**What the exercise asks**
Copy, from the entries below, each line where the word "上昇トレンド境界線" can be found.

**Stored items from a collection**
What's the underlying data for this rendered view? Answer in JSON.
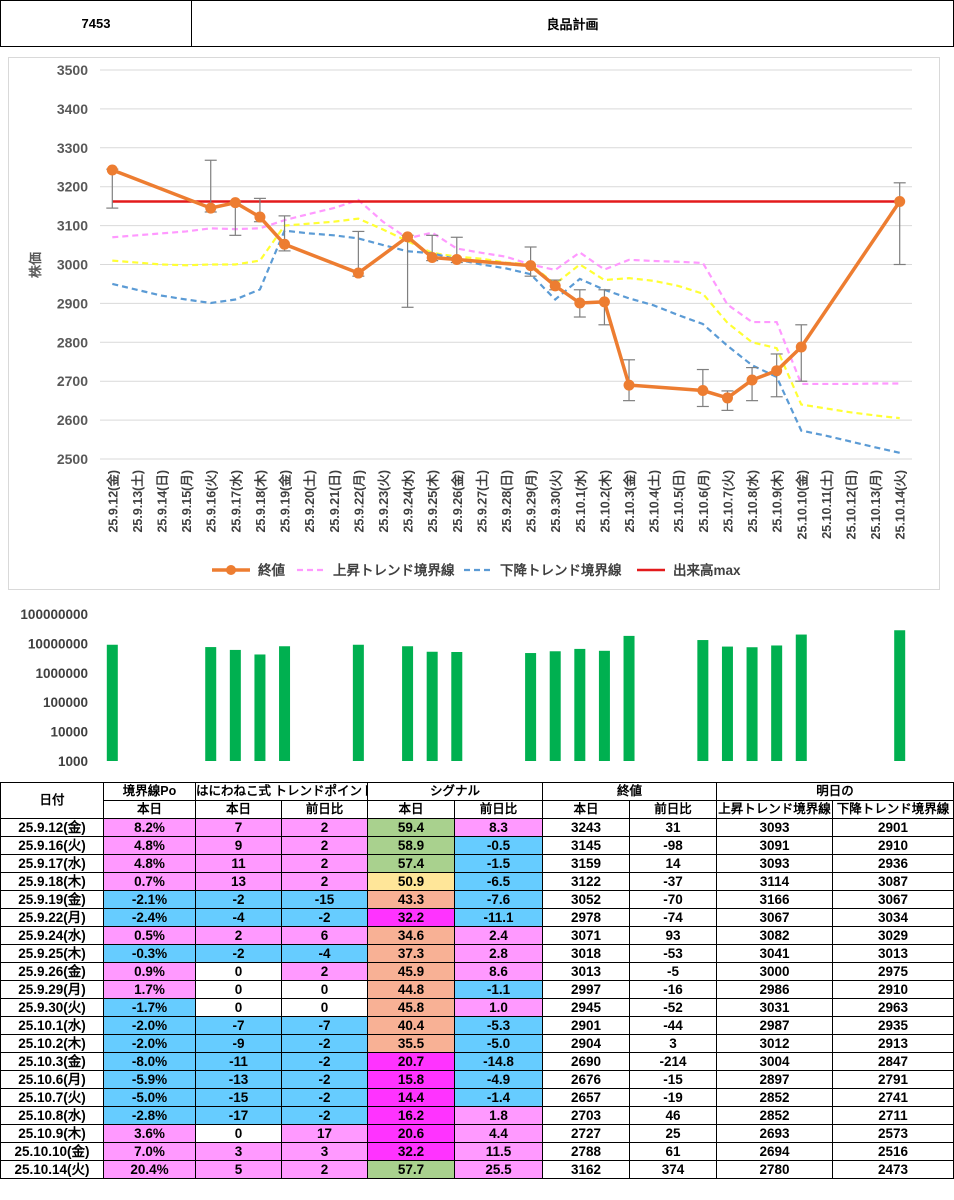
{
  "header": {
    "code": "7453",
    "name": "良品計画"
  },
  "colors": {
    "close": "#ed7d31",
    "upper": "#ff99ff",
    "lower": "#5b9bd5",
    "yellow": "#ffff33",
    "max": "#e31a1c",
    "bar": "#00b050",
    "grid": "#d9d9d9",
    "pink": "#ff99ff",
    "blue": "#66ccff",
    "green": "#a9d18e",
    "yellow_cell": "#ffe699",
    "salmon": "#f8b195",
    "magenta": "#ff33ff"
  },
  "chart_data": [
    {
      "type": "line",
      "ylabel": "株価",
      "ylim": [
        2500,
        3500
      ],
      "yticks": [
        "3500",
        "3400",
        "3300",
        "3200",
        "3100",
        "3000",
        "2900",
        "2800",
        "2700",
        "2600",
        "2500"
      ],
      "categories": [
        "25.9.12(金)",
        "25.9.13(土)",
        "25.9.14(日)",
        "25.9.15(月)",
        "25.9.16(火)",
        "25.9.17(水)",
        "25.9.18(木)",
        "25.9.19(金)",
        "25.9.20(土)",
        "25.9.21(日)",
        "25.9.22(月)",
        "25.9.23(火)",
        "25.9.24(水)",
        "25.9.25(木)",
        "25.9.26(金)",
        "25.9.27(土)",
        "25.9.28(日)",
        "25.9.29(月)",
        "25.9.30(火)",
        "25.10.1(水)",
        "25.10.2(木)",
        "25.10.3(金)",
        "25.10.4(土)",
        "25.10.5(日)",
        "25.10.6(月)",
        "25.10.7(火)",
        "25.10.8(水)",
        "25.10.9(木)",
        "25.10.10(金)",
        "25.10.11(土)",
        "25.10.12(日)",
        "25.10.13(月)",
        "25.10.14(火)"
      ],
      "series": [
        {
          "name": "終値",
          "values": [
            3243,
            null,
            null,
            null,
            3145,
            3159,
            3122,
            3052,
            null,
            null,
            2978,
            null,
            3071,
            3018,
            3013,
            null,
            null,
            2997,
            2945,
            2901,
            2904,
            2690,
            null,
            null,
            2676,
            2657,
            2703,
            2727,
            2788,
            null,
            null,
            null,
            3162
          ],
          "high": [
            3245,
            null,
            null,
            null,
            3268,
            3160,
            3170,
            3125,
            null,
            null,
            3085,
            null,
            3075,
            3075,
            3070,
            null,
            null,
            3045,
            2960,
            2935,
            2935,
            2755,
            null,
            null,
            2730,
            2675,
            2735,
            2770,
            2845,
            null,
            null,
            null,
            3210
          ],
          "low": [
            3145,
            null,
            null,
            null,
            3135,
            3075,
            3110,
            3035,
            null,
            null,
            2970,
            null,
            2890,
            3010,
            3005,
            null,
            null,
            2970,
            2935,
            2865,
            2845,
            2650,
            null,
            null,
            2635,
            2625,
            2650,
            2660,
            2700,
            null,
            null,
            null,
            3000
          ]
        },
        {
          "name": "上昇トレンド境界線",
          "values": [
            3070,
            3075,
            3080,
            3085,
            3093,
            3091,
            3093,
            3114,
            3130,
            3145,
            3166,
            3110,
            3067,
            3082,
            3041,
            3030,
            3020,
            3000,
            2986,
            3031,
            2987,
            3012,
            3009,
            3007,
            3004,
            2897,
            2852,
            2852,
            2693,
            2693,
            2693,
            2694,
            2694
          ]
        },
        {
          "name": "",
          "values": [
            3010,
            3005,
            3000,
            2998,
            3000,
            3000,
            3010,
            3100,
            3105,
            3110,
            3118,
            3090,
            3060,
            3030,
            3020,
            3015,
            3005,
            3000,
            2950,
            3000,
            2960,
            2965,
            2958,
            2945,
            2925,
            2850,
            2800,
            2785,
            2640,
            2630,
            2620,
            2612,
            2605
          ]
        },
        {
          "name": "下降トレンド境界線",
          "values": [
            2950,
            2935,
            2920,
            2910,
            2901,
            2910,
            2936,
            3087,
            3080,
            3075,
            3067,
            3050,
            3034,
            3029,
            3013,
            3000,
            2990,
            2975,
            2910,
            2963,
            2935,
            2913,
            2895,
            2870,
            2847,
            2791,
            2741,
            2711,
            2573,
            2560,
            2545,
            2530,
            2516
          ]
        },
        {
          "name": "出来高max",
          "values": [
            3162,
            3162,
            3162,
            3162,
            3162,
            3162,
            3162,
            3162,
            3162,
            3162,
            3162,
            3162,
            3162,
            3162,
            3162,
            3162,
            3162,
            3162,
            3162,
            3162,
            3162,
            3162,
            3162,
            3162,
            3162,
            3162,
            3162,
            3162,
            3162,
            3162,
            3162,
            3162,
            3162
          ]
        }
      ]
    },
    {
      "type": "bar",
      "scale": "log",
      "yticks": [
        "100000000",
        "10000000",
        "1000000",
        "100000",
        "10000",
        "1000"
      ],
      "ylim": [
        1000,
        100000000
      ],
      "categories": [
        "25.9.12(金)",
        "25.9.13(土)",
        "25.9.14(日)",
        "25.9.15(月)",
        "25.9.16(火)",
        "25.9.17(水)",
        "25.9.18(木)",
        "25.9.19(金)",
        "25.9.20(土)",
        "25.9.21(日)",
        "25.9.22(月)",
        "25.9.23(火)",
        "25.9.24(水)",
        "25.9.25(木)",
        "25.9.26(金)",
        "25.9.27(土)",
        "25.9.28(日)",
        "25.9.29(月)",
        "25.9.30(火)",
        "25.10.1(水)",
        "25.10.2(木)",
        "25.10.3(金)",
        "25.10.4(土)",
        "25.10.5(日)",
        "25.10.6(月)",
        "25.10.7(火)",
        "25.10.8(水)",
        "25.10.9(木)",
        "25.10.10(金)",
        "25.10.11(土)",
        "25.10.12(日)",
        "25.10.13(月)",
        "25.10.14(火)"
      ],
      "values": [
        9000000,
        null,
        null,
        null,
        7500000,
        6000000,
        4200000,
        8000000,
        null,
        null,
        9000000,
        null,
        8000000,
        5200000,
        5100000,
        null,
        null,
        4700000,
        5400000,
        6500000,
        5600000,
        18000000,
        null,
        null,
        13000000,
        7800000,
        7400000,
        8500000,
        20000000,
        null,
        null,
        null,
        28000000
      ]
    }
  ],
  "legend": [
    "終値",
    "上昇トレンド境界線",
    "下降トレンド境界線",
    "出来高max"
  ],
  "table": {
    "group_headers": [
      "日付",
      "境界線Po",
      "はにわねこ式 トレンドポイント",
      "シグナル",
      "終値",
      "明日の"
    ],
    "sub_headers": [
      "本日",
      "本日",
      "前日比",
      "本日",
      "前日比",
      "本日",
      "前日比",
      "上昇トレンド境界線",
      "下降トレンド境界線"
    ],
    "rows": [
      [
        "25.9.12(金)",
        "8.2%",
        "7",
        "2",
        "59.4",
        "8.3",
        "3243",
        "31",
        "3093",
        "2901"
      ],
      [
        "25.9.16(火)",
        "4.8%",
        "9",
        "2",
        "58.9",
        "-0.5",
        "3145",
        "-98",
        "3091",
        "2910"
      ],
      [
        "25.9.17(水)",
        "4.8%",
        "11",
        "2",
        "57.4",
        "-1.5",
        "3159",
        "14",
        "3093",
        "2936"
      ],
      [
        "25.9.18(木)",
        "0.7%",
        "13",
        "2",
        "50.9",
        "-6.5",
        "3122",
        "-37",
        "3114",
        "3087"
      ],
      [
        "25.9.19(金)",
        "-2.1%",
        "-2",
        "-15",
        "43.3",
        "-7.6",
        "3052",
        "-70",
        "3166",
        "3067"
      ],
      [
        "25.9.22(月)",
        "-2.4%",
        "-4",
        "-2",
        "32.2",
        "-11.1",
        "2978",
        "-74",
        "3067",
        "3034"
      ],
      [
        "25.9.24(水)",
        "0.5%",
        "2",
        "6",
        "34.6",
        "2.4",
        "3071",
        "93",
        "3082",
        "3029"
      ],
      [
        "25.9.25(木)",
        "-0.3%",
        "-2",
        "-4",
        "37.3",
        "2.8",
        "3018",
        "-53",
        "3041",
        "3013"
      ],
      [
        "25.9.26(金)",
        "0.9%",
        "0",
        "2",
        "45.9",
        "8.6",
        "3013",
        "-5",
        "3000",
        "2975"
      ],
      [
        "25.9.29(月)",
        "1.7%",
        "0",
        "0",
        "44.8",
        "-1.1",
        "2997",
        "-16",
        "2986",
        "2910"
      ],
      [
        "25.9.30(火)",
        "-1.7%",
        "0",
        "0",
        "45.8",
        "1.0",
        "2945",
        "-52",
        "3031",
        "2963"
      ],
      [
        "25.10.1(水)",
        "-2.0%",
        "-7",
        "-7",
        "40.4",
        "-5.3",
        "2901",
        "-44",
        "2987",
        "2935"
      ],
      [
        "25.10.2(木)",
        "-2.0%",
        "-9",
        "-2",
        "35.5",
        "-5.0",
        "2904",
        "3",
        "3012",
        "2913"
      ],
      [
        "25.10.3(金)",
        "-8.0%",
        "-11",
        "-2",
        "20.7",
        "-14.8",
        "2690",
        "-214",
        "3004",
        "2847"
      ],
      [
        "25.10.6(月)",
        "-5.9%",
        "-13",
        "-2",
        "15.8",
        "-4.9",
        "2676",
        "-15",
        "2897",
        "2791"
      ],
      [
        "25.10.7(火)",
        "-5.0%",
        "-15",
        "-2",
        "14.4",
        "-1.4",
        "2657",
        "-19",
        "2852",
        "2741"
      ],
      [
        "25.10.8(水)",
        "-2.8%",
        "-17",
        "-2",
        "16.2",
        "1.8",
        "2703",
        "46",
        "2852",
        "2711"
      ],
      [
        "25.10.9(木)",
        "3.6%",
        "0",
        "17",
        "20.6",
        "4.4",
        "2727",
        "25",
        "2693",
        "2573"
      ],
      [
        "25.10.10(金)",
        "7.0%",
        "3",
        "3",
        "32.2",
        "11.5",
        "2788",
        "61",
        "2694",
        "2516"
      ],
      [
        "25.10.14(火)",
        "20.4%",
        "5",
        "2",
        "57.7",
        "25.5",
        "3162",
        "374",
        "2780",
        "2473"
      ]
    ],
    "row_colors": [
      [
        "pink",
        "pink",
        "pink",
        "green",
        "pink",
        "white",
        "pink"
      ],
      [
        "pink",
        "pink",
        "pink",
        "green",
        "blue",
        "white",
        "blue"
      ],
      [
        "pink",
        "pink",
        "pink",
        "green",
        "blue",
        "white",
        "pink"
      ],
      [
        "pink",
        "pink",
        "pink",
        "yellow",
        "blue",
        "white",
        "blue"
      ],
      [
        "blue",
        "blue",
        "blue",
        "salmon",
        "blue",
        "white",
        "blue"
      ],
      [
        "blue",
        "blue",
        "blue",
        "magenta",
        "blue",
        "white",
        "blue"
      ],
      [
        "pink",
        "pink",
        "pink",
        "salmon",
        "pink",
        "white",
        "pink"
      ],
      [
        "blue",
        "blue",
        "blue",
        "salmon",
        "pink",
        "white",
        "blue"
      ],
      [
        "pink",
        "white",
        "pink",
        "salmon",
        "pink",
        "white",
        "blue"
      ],
      [
        "pink",
        "white",
        "white",
        "salmon",
        "blue",
        "white",
        "blue"
      ],
      [
        "blue",
        "white",
        "white",
        "salmon",
        "pink",
        "white",
        "blue"
      ],
      [
        "blue",
        "blue",
        "blue",
        "salmon",
        "blue",
        "white",
        "blue"
      ],
      [
        "blue",
        "blue",
        "blue",
        "salmon",
        "blue",
        "white",
        "pink"
      ],
      [
        "blue",
        "blue",
        "blue",
        "magenta",
        "blue",
        "white",
        "blue"
      ],
      [
        "blue",
        "blue",
        "blue",
        "magenta",
        "blue",
        "white",
        "blue"
      ],
      [
        "blue",
        "blue",
        "blue",
        "magenta",
        "blue",
        "white",
        "blue"
      ],
      [
        "blue",
        "blue",
        "blue",
        "magenta",
        "pink",
        "white",
        "pink"
      ],
      [
        "pink",
        "white",
        "pink",
        "magenta",
        "pink",
        "white",
        "pink"
      ],
      [
        "pink",
        "pink",
        "pink",
        "magenta",
        "pink",
        "white",
        "pink"
      ],
      [
        "pink",
        "pink",
        "pink",
        "green",
        "pink",
        "white",
        "pink"
      ]
    ]
  }
}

**Answer to this task**
          "name": "上昇トレンド境界線",
    "上昇トレンド境界線",
      "上昇トレンド境界線",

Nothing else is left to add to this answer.